___ Record extracts ___
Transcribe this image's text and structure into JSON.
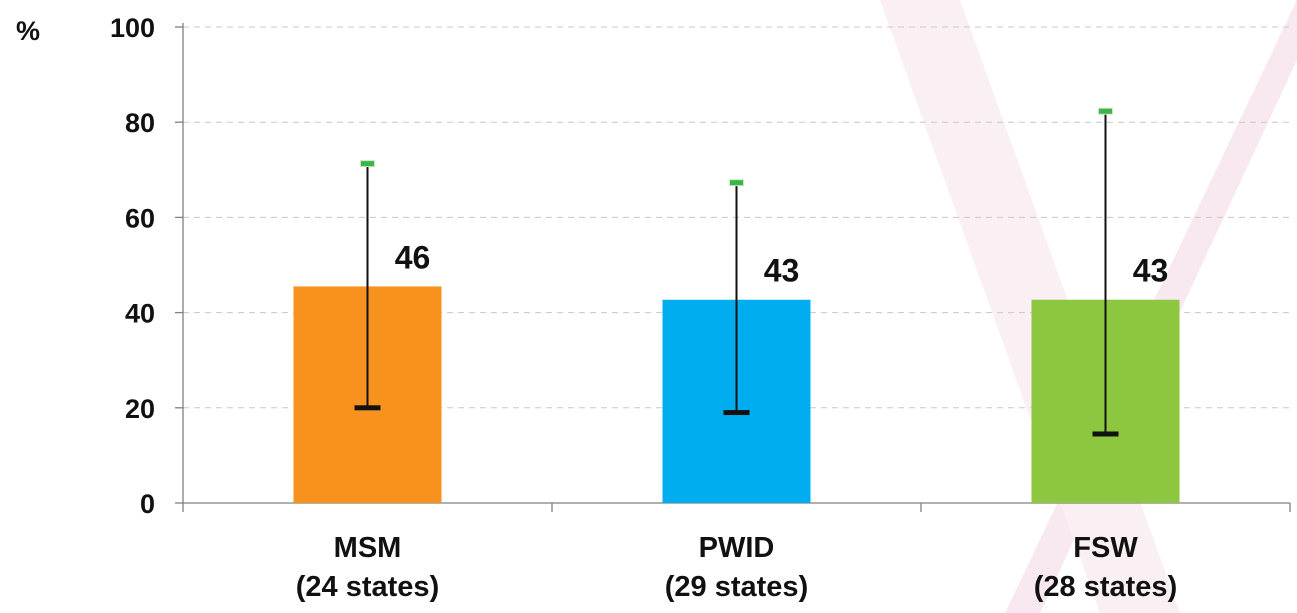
{
  "chart_data": {
    "type": "bar",
    "unit_label": "%",
    "categories": [
      {
        "name": "MSM",
        "note": "(24 states)"
      },
      {
        "name": "PWID",
        "note": "(29 states)"
      },
      {
        "name": "FSW",
        "note": "(28 states)"
      }
    ],
    "values": [
      45.5,
      42.7,
      42.7
    ],
    "data_labels": [
      "46",
      "43",
      "43"
    ],
    "error_low": [
      20,
      19,
      14.5
    ],
    "error_high": [
      71.3,
      67.3,
      82.3
    ],
    "colors": [
      "#F7921E",
      "#00AEEF",
      "#8DC63F"
    ],
    "cap_low_color": "#111111",
    "cap_high_color": "#39B54A",
    "ylim": [
      0,
      100
    ],
    "yticks": [
      "0",
      "20",
      "40",
      "60",
      "80",
      "100"
    ],
    "grid": true,
    "legend": "none"
  }
}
___
[Work to do] Tally up the lines in the records containing the word "states", then give the count and nothing else.

[Finished task] 3